Directions:
Extract all records. Keep each one exact.

-=-=-=-=-

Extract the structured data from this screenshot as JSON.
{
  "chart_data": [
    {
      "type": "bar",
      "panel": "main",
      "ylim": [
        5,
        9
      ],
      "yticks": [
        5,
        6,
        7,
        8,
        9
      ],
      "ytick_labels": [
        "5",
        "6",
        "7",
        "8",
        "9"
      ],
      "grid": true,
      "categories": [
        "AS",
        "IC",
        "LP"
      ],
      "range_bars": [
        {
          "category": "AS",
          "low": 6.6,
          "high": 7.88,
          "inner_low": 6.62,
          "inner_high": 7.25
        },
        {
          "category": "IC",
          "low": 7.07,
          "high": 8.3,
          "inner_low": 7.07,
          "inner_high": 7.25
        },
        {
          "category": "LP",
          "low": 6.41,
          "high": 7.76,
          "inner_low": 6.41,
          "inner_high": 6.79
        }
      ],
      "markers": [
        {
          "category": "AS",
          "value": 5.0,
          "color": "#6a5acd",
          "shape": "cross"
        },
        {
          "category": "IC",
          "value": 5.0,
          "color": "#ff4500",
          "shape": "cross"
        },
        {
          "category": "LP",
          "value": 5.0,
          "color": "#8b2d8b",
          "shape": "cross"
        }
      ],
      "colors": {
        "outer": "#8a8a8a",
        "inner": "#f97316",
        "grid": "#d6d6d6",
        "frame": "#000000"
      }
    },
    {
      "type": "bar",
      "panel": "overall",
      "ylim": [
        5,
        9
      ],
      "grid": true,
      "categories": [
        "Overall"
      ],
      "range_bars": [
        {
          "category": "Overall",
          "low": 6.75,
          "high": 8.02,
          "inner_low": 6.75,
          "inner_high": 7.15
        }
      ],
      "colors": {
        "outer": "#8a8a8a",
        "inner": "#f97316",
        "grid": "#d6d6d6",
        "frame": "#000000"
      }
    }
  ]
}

-=-=-=-=-

Response to this exercise:
Extract the structured data from this screenshot as JSON.
{
  "chart_data": [
    {
      "type": "bar",
      "panel": "main",
      "ylim": [
        5,
        9
      ],
      "yticks": [
        5,
        6,
        7,
        8,
        9
      ],
      "ytick_labels": [
        "5",
        "6",
        "7",
        "8",
        "9"
      ],
      "grid": true,
      "categories": [
        "AS",
        "IC",
        "LP"
      ],
      "range_bars": [
        {
          "category": "AS",
          "low": 6.6,
          "high": 7.88,
          "inner_low": 6.62,
          "inner_high": 7.25
        },
        {
          "category": "IC",
          "low": 7.07,
          "high": 8.3,
          "inner_low": 7.07,
          "inner_high": 7.25
        },
        {
          "category": "LP",
          "low": 6.41,
          "high": 7.76,
          "inner_low": 6.41,
          "inner_high": 6.79
        }
      ],
      "markers": [
        {
          "category": "AS",
          "value": 5.0,
          "color": "#6a5acd",
          "shape": "cross"
        },
        {
          "category": "IC",
          "value": 5.0,
          "color": "#ff4500",
          "shape": "cross"
        },
        {
          "category": "LP",
          "value": 5.0,
          "color": "#8b2d8b",
          "shape": "cross"
        }
      ],
      "colors": {
        "outer": "#8a8a8a",
        "inner": "#f97316",
        "grid": "#d6d6d6",
        "frame": "#000000"
      }
    },
    {
      "type": "bar",
      "panel": "overall",
      "ylim": [
        5,
        9
      ],
      "grid": true,
      "categories": [
        "Overall"
      ],
      "range_bars": [
        {
          "category": "Overall",
          "low": 6.75,
          "high": 8.02,
          "inner_low": 6.75,
          "inner_high": 7.15
        }
      ],
      "colors": {
        "outer": "#8a8a8a",
        "inner": "#f97316",
        "grid": "#d6d6d6",
        "frame": "#000000"
      }
    }
  ]
}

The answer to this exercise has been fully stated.